"""
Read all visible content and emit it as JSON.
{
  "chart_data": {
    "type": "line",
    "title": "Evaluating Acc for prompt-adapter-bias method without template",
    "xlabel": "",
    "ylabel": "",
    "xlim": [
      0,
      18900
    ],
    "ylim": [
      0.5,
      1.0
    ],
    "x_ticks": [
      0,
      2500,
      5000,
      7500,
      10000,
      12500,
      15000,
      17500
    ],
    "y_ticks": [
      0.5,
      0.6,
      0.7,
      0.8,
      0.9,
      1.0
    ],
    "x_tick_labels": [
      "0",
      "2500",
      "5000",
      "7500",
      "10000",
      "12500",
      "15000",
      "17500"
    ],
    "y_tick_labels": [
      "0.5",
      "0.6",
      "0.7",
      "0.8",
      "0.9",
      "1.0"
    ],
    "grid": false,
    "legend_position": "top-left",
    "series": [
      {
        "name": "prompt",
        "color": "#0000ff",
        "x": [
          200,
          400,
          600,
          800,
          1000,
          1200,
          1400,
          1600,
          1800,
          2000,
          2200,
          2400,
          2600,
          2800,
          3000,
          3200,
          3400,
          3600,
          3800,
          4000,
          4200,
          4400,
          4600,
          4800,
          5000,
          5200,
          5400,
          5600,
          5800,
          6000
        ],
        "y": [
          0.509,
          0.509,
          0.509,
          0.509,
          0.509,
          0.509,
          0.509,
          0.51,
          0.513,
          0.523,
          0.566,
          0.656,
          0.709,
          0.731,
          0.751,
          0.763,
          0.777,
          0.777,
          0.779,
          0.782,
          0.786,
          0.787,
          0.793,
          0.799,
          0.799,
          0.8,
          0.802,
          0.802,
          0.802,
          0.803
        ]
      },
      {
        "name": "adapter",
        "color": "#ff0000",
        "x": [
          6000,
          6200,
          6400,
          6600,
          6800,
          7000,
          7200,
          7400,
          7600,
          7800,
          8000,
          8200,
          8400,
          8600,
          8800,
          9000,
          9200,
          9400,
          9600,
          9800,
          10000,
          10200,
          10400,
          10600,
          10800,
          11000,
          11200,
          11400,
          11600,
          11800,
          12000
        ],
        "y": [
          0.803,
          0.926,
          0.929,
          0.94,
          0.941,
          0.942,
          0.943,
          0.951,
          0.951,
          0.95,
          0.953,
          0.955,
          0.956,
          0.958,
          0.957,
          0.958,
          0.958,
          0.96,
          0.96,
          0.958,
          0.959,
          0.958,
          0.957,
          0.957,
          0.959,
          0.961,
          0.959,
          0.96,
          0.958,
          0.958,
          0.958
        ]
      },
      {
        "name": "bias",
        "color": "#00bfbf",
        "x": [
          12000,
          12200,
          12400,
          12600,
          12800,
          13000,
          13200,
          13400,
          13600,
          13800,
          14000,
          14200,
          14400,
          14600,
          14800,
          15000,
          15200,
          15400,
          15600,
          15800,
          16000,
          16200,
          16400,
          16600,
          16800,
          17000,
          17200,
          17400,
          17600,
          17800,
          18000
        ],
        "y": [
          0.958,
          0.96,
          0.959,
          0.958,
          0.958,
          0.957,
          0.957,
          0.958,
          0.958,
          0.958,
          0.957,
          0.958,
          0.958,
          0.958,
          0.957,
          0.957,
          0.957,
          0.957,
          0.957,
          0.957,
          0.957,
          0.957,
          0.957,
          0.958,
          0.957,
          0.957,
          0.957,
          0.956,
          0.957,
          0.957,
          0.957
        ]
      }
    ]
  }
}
"""
The request: Output nothing but the number of lines in the data containing the string "adapter".

Solved problem: 2